* Collection entries *
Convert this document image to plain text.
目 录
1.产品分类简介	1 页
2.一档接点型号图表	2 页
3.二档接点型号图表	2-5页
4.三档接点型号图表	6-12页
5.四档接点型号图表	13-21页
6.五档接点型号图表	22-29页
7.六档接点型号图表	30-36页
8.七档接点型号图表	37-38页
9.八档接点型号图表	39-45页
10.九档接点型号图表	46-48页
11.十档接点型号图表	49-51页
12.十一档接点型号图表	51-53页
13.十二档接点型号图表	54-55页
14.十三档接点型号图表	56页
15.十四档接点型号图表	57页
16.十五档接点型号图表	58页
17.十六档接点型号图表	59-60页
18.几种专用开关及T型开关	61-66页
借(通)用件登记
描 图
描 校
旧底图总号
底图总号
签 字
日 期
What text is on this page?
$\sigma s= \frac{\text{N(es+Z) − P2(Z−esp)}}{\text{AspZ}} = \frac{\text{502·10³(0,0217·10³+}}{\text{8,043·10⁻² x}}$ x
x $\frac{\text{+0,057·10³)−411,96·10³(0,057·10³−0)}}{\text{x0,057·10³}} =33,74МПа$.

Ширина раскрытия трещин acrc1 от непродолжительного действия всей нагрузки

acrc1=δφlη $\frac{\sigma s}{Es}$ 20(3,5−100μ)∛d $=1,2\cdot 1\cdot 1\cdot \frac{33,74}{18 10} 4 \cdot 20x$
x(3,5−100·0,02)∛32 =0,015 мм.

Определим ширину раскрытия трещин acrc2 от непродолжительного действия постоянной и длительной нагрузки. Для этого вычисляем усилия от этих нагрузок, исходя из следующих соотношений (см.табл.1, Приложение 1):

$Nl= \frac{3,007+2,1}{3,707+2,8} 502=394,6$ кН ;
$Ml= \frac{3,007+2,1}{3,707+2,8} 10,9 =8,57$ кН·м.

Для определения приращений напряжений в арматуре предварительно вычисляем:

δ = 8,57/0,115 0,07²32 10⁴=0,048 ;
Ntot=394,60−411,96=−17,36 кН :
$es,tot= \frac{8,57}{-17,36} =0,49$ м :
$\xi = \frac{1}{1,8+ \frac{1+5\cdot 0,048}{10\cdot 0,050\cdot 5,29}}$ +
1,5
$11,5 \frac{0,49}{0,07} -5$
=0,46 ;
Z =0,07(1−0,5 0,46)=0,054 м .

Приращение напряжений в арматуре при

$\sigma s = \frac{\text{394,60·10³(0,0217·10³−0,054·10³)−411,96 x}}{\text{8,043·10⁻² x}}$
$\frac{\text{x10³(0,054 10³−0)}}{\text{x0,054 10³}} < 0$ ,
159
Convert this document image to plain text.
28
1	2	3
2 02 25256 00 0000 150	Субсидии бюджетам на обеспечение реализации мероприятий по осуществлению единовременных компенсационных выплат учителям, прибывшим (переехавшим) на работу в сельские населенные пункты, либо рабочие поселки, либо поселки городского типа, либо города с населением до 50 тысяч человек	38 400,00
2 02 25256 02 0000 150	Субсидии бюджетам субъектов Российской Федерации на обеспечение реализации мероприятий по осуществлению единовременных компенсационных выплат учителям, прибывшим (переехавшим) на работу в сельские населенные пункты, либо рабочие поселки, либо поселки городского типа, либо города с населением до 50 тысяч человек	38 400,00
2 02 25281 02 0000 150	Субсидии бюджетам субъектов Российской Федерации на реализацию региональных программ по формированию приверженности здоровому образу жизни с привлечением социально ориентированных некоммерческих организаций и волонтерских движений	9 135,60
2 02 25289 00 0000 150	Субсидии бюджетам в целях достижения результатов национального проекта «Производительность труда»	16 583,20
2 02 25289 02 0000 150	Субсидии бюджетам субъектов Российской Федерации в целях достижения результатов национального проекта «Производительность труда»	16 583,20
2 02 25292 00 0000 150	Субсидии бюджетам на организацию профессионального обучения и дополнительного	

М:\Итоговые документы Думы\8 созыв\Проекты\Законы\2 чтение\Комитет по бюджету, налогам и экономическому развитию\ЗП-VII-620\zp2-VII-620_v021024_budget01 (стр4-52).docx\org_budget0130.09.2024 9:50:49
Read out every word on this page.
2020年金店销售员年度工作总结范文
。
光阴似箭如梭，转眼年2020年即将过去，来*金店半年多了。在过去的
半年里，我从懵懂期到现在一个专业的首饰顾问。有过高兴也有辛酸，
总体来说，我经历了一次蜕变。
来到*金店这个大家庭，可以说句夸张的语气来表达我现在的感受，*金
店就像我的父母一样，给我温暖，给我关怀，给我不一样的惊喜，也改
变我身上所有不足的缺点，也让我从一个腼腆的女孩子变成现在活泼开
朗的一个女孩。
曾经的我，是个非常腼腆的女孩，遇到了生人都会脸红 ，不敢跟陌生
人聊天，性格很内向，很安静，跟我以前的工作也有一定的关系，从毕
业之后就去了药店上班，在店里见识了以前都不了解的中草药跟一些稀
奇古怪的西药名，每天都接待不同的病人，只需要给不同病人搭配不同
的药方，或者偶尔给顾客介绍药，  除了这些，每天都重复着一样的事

* WRITTEN TASK *
Scan the listing above for the word "напряжений" and copy every line that holds it.

* COMPLETED TASK *
Для определения приращений напряжений в арматуре предварительно вычисляем:
Приращение напряжений в арматуре при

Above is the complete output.